### [Task directions]
All of the records listed below should be retyped exactly.

### [Given data]
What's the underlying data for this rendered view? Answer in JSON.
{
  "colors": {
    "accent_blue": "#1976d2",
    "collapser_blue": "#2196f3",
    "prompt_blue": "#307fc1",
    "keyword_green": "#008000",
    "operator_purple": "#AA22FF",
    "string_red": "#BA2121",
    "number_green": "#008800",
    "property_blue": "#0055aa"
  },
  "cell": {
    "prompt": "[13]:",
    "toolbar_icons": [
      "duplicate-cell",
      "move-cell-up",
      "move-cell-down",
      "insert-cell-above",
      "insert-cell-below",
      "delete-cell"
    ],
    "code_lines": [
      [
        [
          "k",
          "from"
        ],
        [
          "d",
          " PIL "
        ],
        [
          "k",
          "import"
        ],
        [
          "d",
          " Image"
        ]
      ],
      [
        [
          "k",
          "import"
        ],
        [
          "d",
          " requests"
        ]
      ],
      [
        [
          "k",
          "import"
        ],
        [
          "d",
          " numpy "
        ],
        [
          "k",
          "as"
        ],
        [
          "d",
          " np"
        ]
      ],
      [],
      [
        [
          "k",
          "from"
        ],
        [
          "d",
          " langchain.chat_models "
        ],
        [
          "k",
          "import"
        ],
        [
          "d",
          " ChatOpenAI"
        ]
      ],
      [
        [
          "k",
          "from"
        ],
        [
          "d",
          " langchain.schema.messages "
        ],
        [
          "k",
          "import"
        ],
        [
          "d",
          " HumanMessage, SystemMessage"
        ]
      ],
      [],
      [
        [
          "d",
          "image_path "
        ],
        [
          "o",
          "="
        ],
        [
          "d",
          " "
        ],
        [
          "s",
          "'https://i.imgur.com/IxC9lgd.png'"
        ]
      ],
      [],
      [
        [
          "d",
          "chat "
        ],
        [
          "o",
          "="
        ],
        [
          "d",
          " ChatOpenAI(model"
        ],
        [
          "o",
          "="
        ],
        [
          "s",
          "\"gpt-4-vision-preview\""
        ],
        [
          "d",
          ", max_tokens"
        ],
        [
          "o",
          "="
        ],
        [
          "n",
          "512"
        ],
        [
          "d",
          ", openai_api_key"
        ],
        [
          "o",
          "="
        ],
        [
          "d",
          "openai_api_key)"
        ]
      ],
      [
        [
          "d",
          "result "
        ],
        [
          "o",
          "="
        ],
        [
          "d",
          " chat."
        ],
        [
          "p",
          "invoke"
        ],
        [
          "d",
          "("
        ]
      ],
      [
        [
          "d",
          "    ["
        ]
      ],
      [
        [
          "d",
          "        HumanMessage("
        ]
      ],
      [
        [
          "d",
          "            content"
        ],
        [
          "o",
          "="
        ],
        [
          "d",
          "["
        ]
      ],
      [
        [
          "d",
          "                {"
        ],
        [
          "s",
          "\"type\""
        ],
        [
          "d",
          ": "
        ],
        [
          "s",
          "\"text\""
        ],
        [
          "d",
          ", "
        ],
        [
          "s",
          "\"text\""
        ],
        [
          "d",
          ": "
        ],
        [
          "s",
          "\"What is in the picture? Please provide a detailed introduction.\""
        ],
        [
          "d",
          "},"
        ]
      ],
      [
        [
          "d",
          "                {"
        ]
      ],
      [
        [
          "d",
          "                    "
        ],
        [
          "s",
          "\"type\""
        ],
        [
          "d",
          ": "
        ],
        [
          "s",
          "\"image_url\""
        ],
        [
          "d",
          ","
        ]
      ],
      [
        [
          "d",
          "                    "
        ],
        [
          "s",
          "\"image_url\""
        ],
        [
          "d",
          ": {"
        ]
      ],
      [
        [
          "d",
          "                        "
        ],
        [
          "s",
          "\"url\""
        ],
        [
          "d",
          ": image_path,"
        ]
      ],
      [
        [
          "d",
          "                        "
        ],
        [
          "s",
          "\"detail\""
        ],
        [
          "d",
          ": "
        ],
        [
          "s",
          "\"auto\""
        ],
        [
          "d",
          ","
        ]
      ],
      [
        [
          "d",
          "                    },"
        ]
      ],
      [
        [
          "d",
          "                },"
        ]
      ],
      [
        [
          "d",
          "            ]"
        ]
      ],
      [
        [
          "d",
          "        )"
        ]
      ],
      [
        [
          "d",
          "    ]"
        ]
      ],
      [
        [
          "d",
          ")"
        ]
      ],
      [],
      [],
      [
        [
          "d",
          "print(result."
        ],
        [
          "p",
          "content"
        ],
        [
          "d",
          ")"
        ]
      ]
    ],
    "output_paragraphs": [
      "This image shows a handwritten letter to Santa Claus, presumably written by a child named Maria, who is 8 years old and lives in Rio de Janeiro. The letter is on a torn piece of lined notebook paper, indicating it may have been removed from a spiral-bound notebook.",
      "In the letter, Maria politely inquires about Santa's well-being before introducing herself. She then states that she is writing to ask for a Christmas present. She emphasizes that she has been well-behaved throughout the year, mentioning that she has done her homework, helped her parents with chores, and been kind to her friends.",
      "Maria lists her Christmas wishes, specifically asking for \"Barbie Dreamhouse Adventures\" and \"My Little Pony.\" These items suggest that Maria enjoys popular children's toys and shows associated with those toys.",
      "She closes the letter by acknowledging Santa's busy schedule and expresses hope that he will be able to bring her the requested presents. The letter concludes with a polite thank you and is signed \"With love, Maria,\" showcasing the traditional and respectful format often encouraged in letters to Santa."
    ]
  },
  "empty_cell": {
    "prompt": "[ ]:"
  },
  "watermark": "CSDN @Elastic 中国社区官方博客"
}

### [Worked answer]
What's the underlying data for this rendered view? Answer in JSON.
{
  "colors": {
    "accent_blue": "#1976d2",
    "collapser_blue": "#2196f3",
    "prompt_blue": "#307fc1",
    "keyword_green": "#008000",
    "operator_purple": "#AA22FF",
    "string_red": "#BA2121",
    "number_green": "#008800",
    "property_blue": "#0055aa"
  },
  "cell": {
    "prompt": "[13]:",
    "toolbar_icons": [
      "duplicate-cell",
      "move-cell-up",
      "move-cell-down",
      "insert-cell-above",
      "insert-cell-below",
      "delete-cell"
    ],
    "code_lines": [
      [
        [
          "k",
          "from"
        ],
        [
          "d",
          " PIL "
        ],
        [
          "k",
          "import"
        ],
        [
          "d",
          " Image"
        ]
      ],
      [
        [
          "k",
          "import"
        ],
        [
          "d",
          " requests"
        ]
      ],
      [
        [
          "k",
          "import"
        ],
        [
          "d",
          " numpy "
        ],
        [
          "k",
          "as"
        ],
        [
          "d",
          " np"
        ]
      ],
      [],
      [
        [
          "k",
          "from"
        ],
        [
          "d",
          " langchain.chat_models "
        ],
        [
          "k",
          "import"
        ],
        [
          "d",
          " ChatOpenAI"
        ]
      ],
      [
        [
          "k",
          "from"
        ],
        [
          "d",
          " langchain.schema.messages "
        ],
        [
          "k",
          "import"
        ],
        [
          "d",
          " HumanMessage, SystemMessage"
        ]
      ],
      [],
      [
        [
          "d",
          "image_path "
        ],
        [
          "o",
          "="
        ],
        [
          "d",
          " "
        ],
        [
          "s",
          "'https://i.imgur.com/IxC9lgd.png'"
        ]
      ],
      [],
      [
        [
          "d",
          "chat "
        ],
        [
          "o",
          "="
        ],
        [
          "d",
          " ChatOpenAI(model"
        ],
        [
          "o",
          "="
        ],
        [
          "s",
          "\"gpt-4-vision-preview\""
        ],
        [
          "d",
          ", max_tokens"
        ],
        [
          "o",
          "="
        ],
        [
          "n",
          "512"
        ],
        [
          "d",
          ", openai_api_key"
        ],
        [
          "o",
          "="
        ],
        [
          "d",
          "openai_api_key)"
        ]
      ],
      [
        [
          "d",
          "result "
        ],
        [
          "o",
          "="
        ],
        [
          "d",
          " chat."
        ],
        [
          "p",
          "invoke"
        ],
        [
          "d",
          "("
        ]
      ],
      [
        [
          "d",
          "    ["
        ]
      ],
      [
        [
          "d",
          "        HumanMessage("
        ]
      ],
      [
        [
          "d",
          "            content"
        ],
        [
          "o",
          "="
        ],
        [
          "d",
          "["
        ]
      ],
      [
        [
          "d",
          "                {"
        ],
        [
          "s",
          "\"type\""
        ],
        [
          "d",
          ": "
        ],
        [
          "s",
          "\"text\""
        ],
        [
          "d",
          ", "
        ],
        [
          "s",
          "\"text\""
        ],
        [
          "d",
          ": "
        ],
        [
          "s",
          "\"What is in the picture? Please provide a detailed introduction.\""
        ],
        [
          "d",
          "},"
        ]
      ],
      [
        [
          "d",
          "                {"
        ]
      ],
      [
        [
          "d",
          "                    "
        ],
        [
          "s",
          "\"type\""
        ],
        [
          "d",
          ": "
        ],
        [
          "s",
          "\"image_url\""
        ],
        [
          "d",
          ","
        ]
      ],
      [
        [
          "d",
          "                    "
        ],
        [
          "s",
          "\"image_url\""
        ],
        [
          "d",
          ": {"
        ]
      ],
      [
        [
          "d",
          "                        "
        ],
        [
          "s",
          "\"url\""
        ],
        [
          "d",
          ": image_path,"
        ]
      ],
      [
        [
          "d",
          "                        "
        ],
        [
          "s",
          "\"detail\""
        ],
        [
          "d",
          ": "
        ],
        [
          "s",
          "\"auto\""
        ],
        [
          "d",
          ","
        ]
      ],
      [
        [
          "d",
          "                    },"
        ]
      ],
      [
        [
          "d",
          "                },"
        ]
      ],
      [
        [
          "d",
          "            ]"
        ]
      ],
      [
        [
          "d",
          "        )"
        ]
      ],
      [
        [
          "d",
          "    ]"
        ]
      ],
      [
        [
          "d",
          ")"
        ]
      ],
      [],
      [],
      [
        [
          "d",
          "print(result."
        ],
        [
          "p",
          "content"
        ],
        [
          "d",
          ")"
        ]
      ]
    ],
    "output_paragraphs": [
      "This image shows a handwritten letter to Santa Claus, presumably written by a child named Maria, who is 8 years old and lives in Rio de Janeiro. The letter is on a torn piece of lined notebook paper, indicating it may have been removed from a spiral-bound notebook.",
      "In the letter, Maria politely inquires about Santa's well-being before introducing herself. She then states that she is writing to ask for a Christmas present. She emphasizes that she has been well-behaved throughout the year, mentioning that she has done her homework, helped her parents with chores, and been kind to her friends.",
      "Maria lists her Christmas wishes, specifically asking for \"Barbie Dreamhouse Adventures\" and \"My Little Pony.\" These items suggest that Maria enjoys popular children's toys and shows associated with those toys.",
      "She closes the letter by acknowledging Santa's busy schedule and expresses hope that he will be able to bring her the requested presents. The letter concludes with a polite thank you and is signed \"With love, Maria,\" showcasing the traditional and respectful format often encouraged in letters to Santa."
    ]
  },
  "empty_cell": {
    "prompt": "[ ]:"
  },
  "watermark": "CSDN @Elastic 中国社区官方博客"
}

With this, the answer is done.